● EXERCISE GOAL:
Quote the items word for word, from the first line through the line that contains "y-tick-label: 10 <box>56 321 71 335</box>".

Element box records:
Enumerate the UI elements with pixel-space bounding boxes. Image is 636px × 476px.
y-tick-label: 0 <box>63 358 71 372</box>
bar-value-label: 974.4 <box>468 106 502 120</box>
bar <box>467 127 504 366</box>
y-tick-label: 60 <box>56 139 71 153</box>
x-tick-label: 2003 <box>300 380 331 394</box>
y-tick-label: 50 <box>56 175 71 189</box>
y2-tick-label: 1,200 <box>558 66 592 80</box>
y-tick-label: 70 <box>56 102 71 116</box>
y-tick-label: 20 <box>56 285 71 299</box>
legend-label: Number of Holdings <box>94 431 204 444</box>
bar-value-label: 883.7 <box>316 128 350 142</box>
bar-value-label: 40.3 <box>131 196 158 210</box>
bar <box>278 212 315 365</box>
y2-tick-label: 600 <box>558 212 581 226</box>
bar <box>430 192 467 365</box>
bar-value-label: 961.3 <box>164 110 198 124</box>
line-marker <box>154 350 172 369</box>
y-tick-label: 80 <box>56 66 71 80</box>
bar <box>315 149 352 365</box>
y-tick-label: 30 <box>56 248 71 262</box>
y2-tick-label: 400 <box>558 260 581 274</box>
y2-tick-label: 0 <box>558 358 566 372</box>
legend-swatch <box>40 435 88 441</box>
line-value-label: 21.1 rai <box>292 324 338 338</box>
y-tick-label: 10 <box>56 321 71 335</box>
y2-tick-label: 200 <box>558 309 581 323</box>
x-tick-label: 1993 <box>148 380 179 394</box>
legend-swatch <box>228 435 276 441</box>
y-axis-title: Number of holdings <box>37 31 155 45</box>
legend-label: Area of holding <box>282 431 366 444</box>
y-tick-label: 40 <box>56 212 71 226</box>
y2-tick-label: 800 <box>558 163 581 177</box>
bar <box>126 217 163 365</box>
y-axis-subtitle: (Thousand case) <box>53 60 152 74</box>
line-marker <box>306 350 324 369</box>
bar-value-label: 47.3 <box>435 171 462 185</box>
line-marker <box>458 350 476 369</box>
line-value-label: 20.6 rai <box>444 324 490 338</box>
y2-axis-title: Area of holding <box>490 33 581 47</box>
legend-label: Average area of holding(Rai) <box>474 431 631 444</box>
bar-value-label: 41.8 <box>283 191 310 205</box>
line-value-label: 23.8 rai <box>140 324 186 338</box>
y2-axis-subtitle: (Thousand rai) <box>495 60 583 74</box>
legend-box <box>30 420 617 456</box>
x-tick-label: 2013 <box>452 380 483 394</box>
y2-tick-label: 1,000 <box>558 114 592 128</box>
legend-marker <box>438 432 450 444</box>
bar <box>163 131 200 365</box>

● FULL SOLUTION:
Enumerate the UI elements with pixel-space bounding boxes. Image is 636px × 476px.
y-tick-label: 0 <box>63 358 71 372</box>
bar-value-label: 974.4 <box>468 106 502 120</box>
bar <box>467 127 504 366</box>
y-tick-label: 60 <box>56 139 71 153</box>
x-tick-label: 2003 <box>300 380 331 394</box>
y-tick-label: 50 <box>56 175 71 189</box>
y2-tick-label: 1,200 <box>558 66 592 80</box>
y-tick-label: 70 <box>56 102 71 116</box>
y-tick-label: 20 <box>56 285 71 299</box>
legend-label: Number of Holdings <box>94 431 204 444</box>
bar-value-label: 883.7 <box>316 128 350 142</box>
bar-value-label: 40.3 <box>131 196 158 210</box>
bar <box>278 212 315 365</box>
y2-tick-label: 600 <box>558 212 581 226</box>
bar <box>430 192 467 365</box>
bar-value-label: 961.3 <box>164 110 198 124</box>
line-marker <box>154 350 172 369</box>
y-tick-label: 80 <box>56 66 71 80</box>
bar <box>315 149 352 365</box>
y-tick-label: 30 <box>56 248 71 262</box>
y2-tick-label: 400 <box>558 260 581 274</box>
y2-tick-label: 0 <box>558 358 566 372</box>
legend-swatch <box>40 435 88 441</box>
line-value-label: 21.1 rai <box>292 324 338 338</box>
y-tick-label: 10 <box>56 321 71 335</box>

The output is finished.